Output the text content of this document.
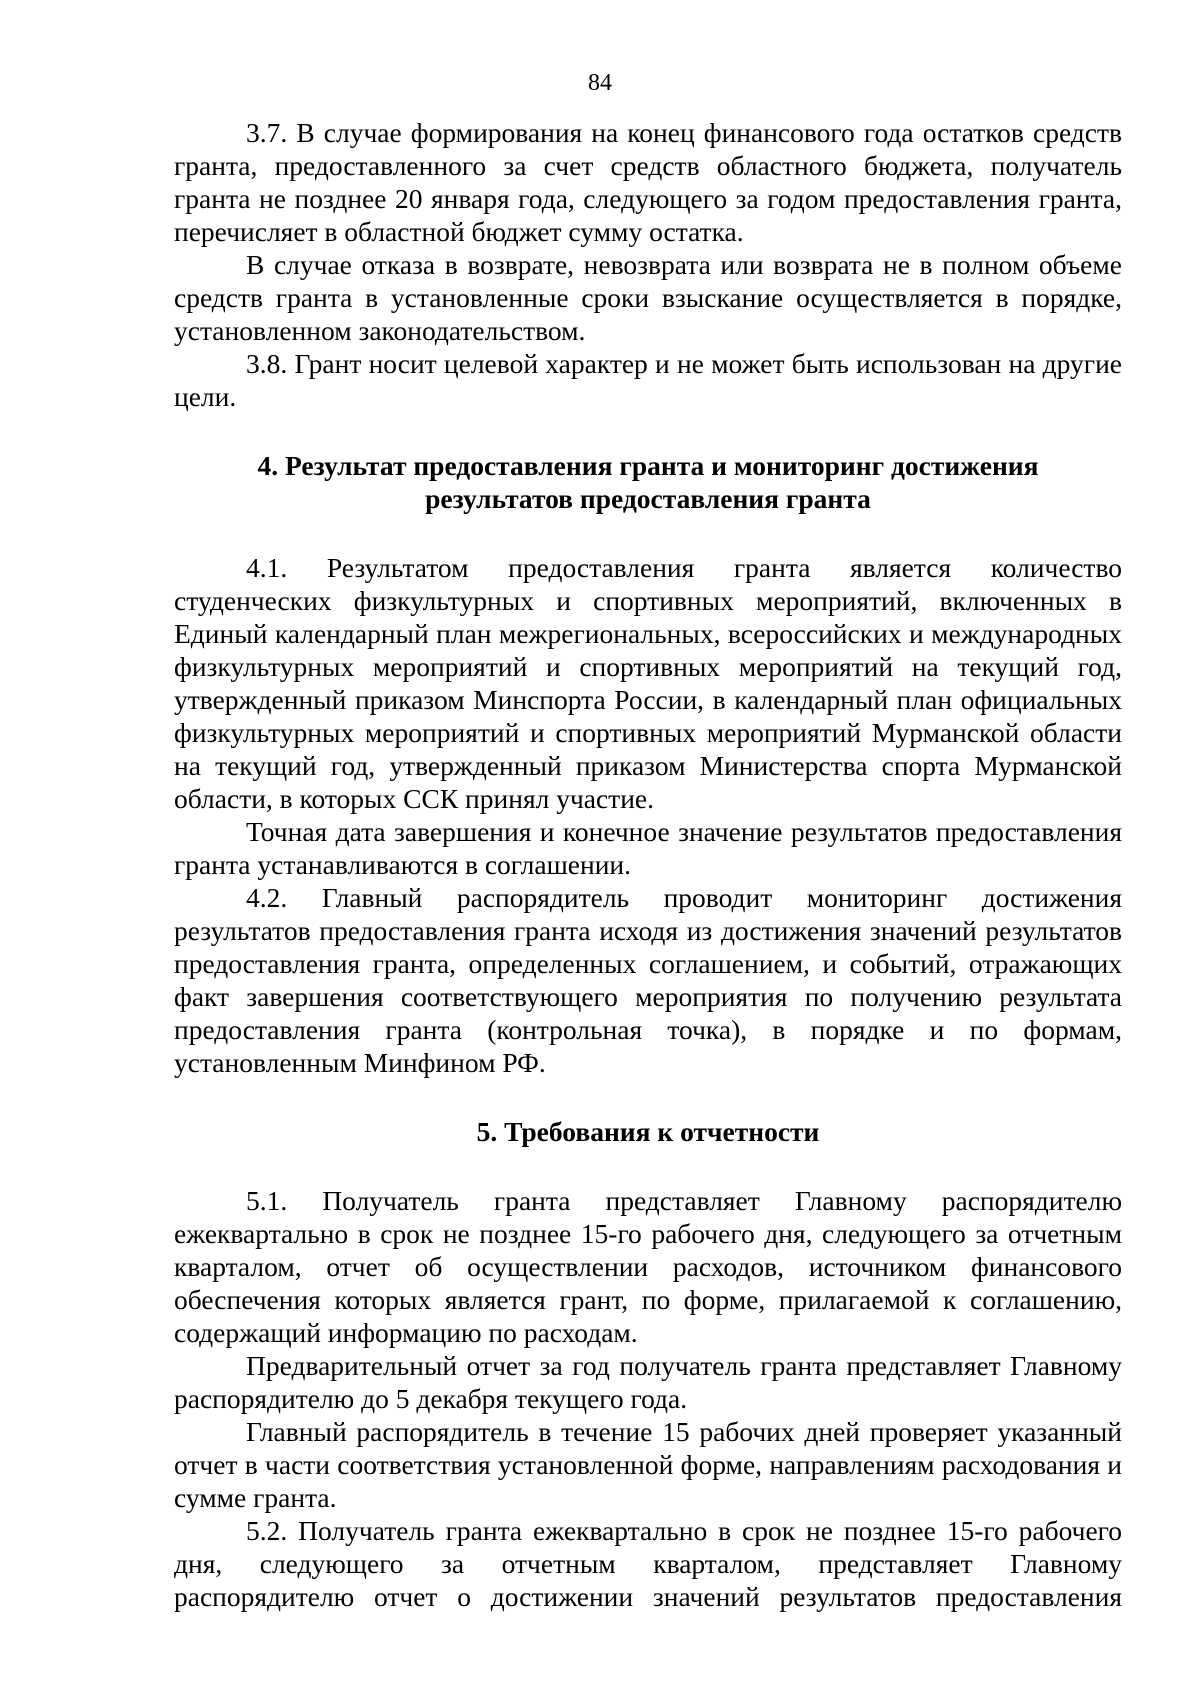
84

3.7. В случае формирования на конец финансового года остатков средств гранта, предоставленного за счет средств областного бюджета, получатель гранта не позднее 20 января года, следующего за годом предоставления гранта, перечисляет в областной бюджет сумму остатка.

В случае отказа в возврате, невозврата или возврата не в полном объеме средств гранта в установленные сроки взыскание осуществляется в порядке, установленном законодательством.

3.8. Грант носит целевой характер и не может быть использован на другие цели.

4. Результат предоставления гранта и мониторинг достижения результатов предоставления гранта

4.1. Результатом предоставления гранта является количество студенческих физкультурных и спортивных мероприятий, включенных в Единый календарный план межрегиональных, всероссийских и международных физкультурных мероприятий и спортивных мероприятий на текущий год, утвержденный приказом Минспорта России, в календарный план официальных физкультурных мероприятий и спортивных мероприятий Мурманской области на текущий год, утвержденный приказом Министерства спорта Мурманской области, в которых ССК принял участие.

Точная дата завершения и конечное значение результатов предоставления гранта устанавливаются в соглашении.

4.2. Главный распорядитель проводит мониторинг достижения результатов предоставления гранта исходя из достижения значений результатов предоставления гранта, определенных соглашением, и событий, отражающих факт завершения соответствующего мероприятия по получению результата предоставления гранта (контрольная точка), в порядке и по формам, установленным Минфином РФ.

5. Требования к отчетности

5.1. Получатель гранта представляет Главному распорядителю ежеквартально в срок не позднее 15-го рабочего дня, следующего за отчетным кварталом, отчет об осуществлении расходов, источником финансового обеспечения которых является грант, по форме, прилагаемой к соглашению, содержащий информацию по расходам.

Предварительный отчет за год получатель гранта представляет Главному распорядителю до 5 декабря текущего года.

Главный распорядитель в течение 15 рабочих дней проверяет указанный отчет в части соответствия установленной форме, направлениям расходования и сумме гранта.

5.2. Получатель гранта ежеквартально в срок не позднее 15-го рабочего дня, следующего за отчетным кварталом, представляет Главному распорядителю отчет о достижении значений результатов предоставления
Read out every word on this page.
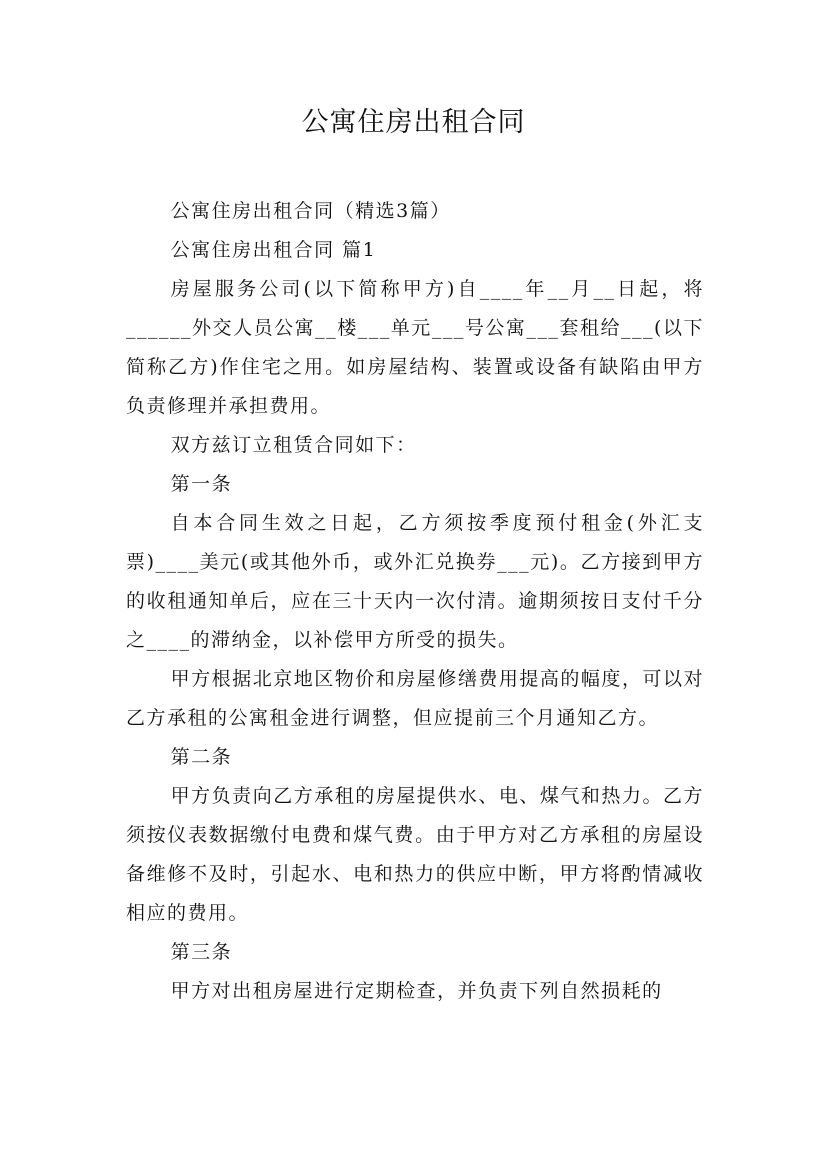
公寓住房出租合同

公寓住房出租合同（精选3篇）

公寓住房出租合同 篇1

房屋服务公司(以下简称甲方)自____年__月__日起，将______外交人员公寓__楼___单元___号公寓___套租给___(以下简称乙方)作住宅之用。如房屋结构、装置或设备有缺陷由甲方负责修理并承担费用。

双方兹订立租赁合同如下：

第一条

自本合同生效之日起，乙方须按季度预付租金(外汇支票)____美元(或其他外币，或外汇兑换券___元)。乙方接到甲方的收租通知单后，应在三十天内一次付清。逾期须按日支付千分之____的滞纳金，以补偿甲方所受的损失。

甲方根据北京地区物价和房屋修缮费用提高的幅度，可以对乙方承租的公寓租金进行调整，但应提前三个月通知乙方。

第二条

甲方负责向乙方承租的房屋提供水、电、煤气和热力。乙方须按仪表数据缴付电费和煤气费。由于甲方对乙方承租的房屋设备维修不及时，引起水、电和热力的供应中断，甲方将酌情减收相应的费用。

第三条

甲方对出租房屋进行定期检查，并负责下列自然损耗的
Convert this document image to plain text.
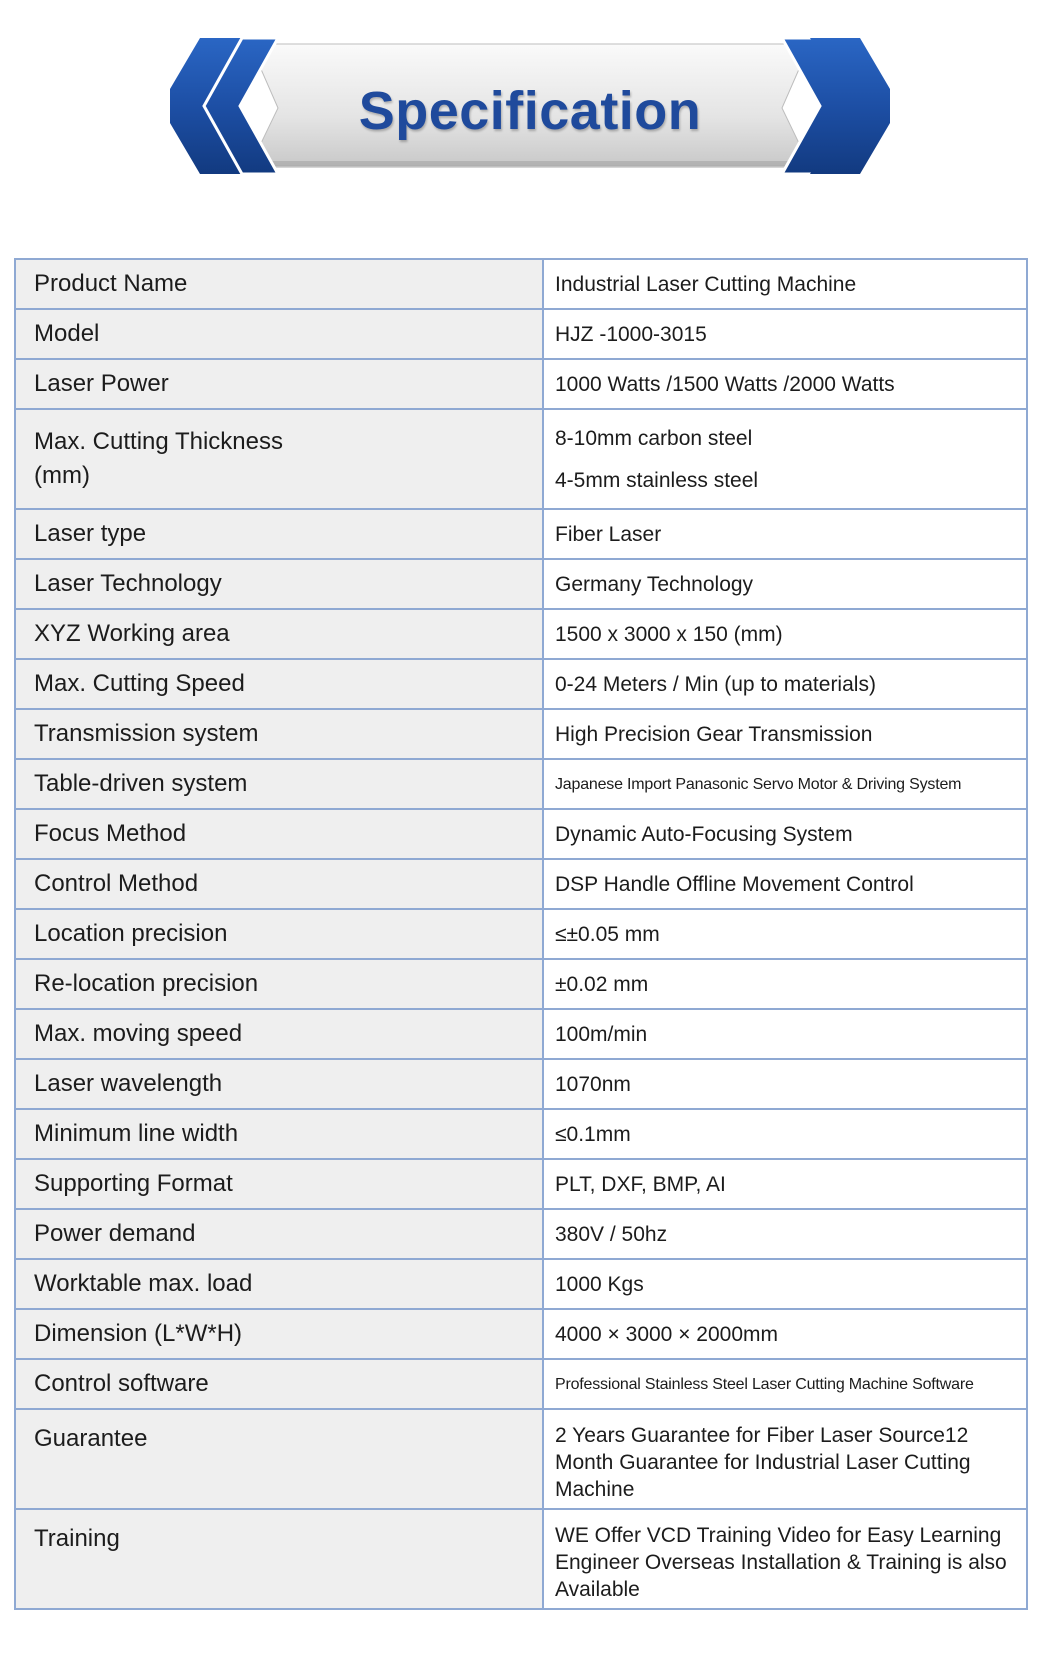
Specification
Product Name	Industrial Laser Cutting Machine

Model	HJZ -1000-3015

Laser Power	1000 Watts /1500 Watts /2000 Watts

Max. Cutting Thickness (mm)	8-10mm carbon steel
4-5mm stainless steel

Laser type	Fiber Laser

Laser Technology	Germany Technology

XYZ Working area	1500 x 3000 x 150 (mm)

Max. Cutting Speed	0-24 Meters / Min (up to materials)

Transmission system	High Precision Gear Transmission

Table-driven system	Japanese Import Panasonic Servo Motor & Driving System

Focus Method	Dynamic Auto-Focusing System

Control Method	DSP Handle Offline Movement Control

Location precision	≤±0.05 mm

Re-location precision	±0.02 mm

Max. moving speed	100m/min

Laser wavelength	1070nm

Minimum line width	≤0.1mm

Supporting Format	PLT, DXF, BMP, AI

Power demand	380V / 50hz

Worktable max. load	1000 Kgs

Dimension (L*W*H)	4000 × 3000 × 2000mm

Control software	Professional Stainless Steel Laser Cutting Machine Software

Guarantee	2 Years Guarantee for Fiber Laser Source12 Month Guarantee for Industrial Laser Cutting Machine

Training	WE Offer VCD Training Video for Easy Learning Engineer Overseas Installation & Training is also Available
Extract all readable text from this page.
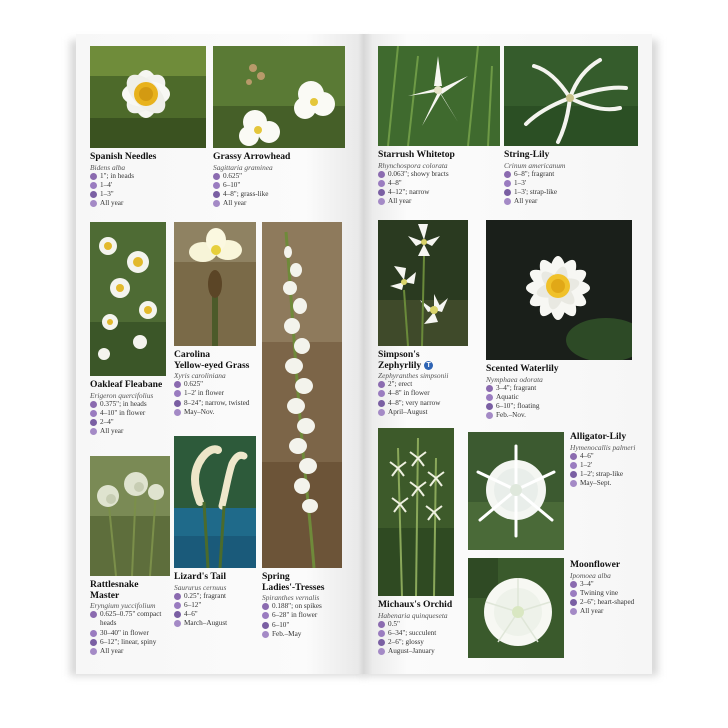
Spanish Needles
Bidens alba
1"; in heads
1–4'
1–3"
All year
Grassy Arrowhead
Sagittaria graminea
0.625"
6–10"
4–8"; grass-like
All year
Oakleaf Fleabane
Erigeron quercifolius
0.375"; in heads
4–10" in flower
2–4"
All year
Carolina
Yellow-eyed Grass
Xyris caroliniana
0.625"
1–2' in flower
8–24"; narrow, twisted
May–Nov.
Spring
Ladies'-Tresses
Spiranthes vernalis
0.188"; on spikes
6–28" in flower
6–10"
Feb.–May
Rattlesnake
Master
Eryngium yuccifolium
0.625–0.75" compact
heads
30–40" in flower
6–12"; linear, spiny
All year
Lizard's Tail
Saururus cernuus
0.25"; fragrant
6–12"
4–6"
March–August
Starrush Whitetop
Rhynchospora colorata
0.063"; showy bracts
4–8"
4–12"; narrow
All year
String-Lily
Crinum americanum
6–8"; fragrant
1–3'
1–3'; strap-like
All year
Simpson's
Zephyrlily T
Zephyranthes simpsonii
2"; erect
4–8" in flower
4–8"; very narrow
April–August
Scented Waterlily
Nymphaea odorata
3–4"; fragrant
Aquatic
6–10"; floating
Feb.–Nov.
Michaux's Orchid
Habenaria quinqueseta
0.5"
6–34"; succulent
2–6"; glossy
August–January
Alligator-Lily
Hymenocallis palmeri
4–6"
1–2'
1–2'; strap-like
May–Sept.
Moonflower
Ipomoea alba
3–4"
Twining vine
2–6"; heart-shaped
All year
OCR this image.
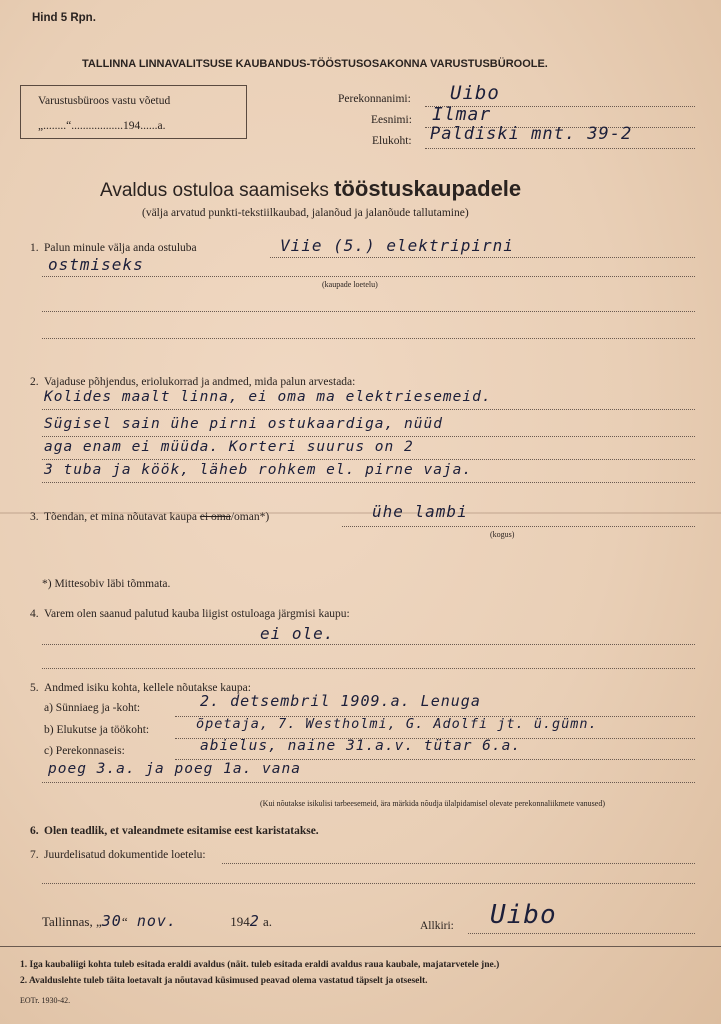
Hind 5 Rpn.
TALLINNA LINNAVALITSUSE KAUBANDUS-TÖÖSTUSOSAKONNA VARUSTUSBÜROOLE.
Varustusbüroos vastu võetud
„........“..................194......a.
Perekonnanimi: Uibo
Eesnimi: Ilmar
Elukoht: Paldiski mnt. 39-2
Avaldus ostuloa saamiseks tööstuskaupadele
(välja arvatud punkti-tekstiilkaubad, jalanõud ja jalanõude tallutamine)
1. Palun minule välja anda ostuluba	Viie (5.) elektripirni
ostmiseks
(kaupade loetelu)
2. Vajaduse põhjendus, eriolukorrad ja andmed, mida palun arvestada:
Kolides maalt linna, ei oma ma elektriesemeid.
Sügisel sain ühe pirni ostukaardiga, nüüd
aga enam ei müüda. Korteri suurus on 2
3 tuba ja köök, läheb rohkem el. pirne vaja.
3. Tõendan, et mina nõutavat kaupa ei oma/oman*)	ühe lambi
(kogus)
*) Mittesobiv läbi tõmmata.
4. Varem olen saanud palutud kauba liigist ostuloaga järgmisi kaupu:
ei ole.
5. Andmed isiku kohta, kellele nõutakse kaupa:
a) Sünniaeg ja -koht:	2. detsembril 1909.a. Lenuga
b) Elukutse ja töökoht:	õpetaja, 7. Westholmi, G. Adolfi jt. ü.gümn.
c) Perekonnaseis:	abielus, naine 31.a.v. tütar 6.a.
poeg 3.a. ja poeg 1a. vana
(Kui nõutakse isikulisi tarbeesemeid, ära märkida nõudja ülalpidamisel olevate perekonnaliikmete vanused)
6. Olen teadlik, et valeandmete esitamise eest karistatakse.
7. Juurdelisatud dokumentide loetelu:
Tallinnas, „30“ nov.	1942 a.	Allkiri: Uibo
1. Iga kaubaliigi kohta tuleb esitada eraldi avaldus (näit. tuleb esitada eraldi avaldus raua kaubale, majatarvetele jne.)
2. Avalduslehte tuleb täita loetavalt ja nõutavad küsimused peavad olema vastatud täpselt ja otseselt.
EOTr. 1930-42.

_TASK DETAILS:_ Give only the number of lines in the material above that hold the word "nõutakse".

_COMPLETED TASK:_ 2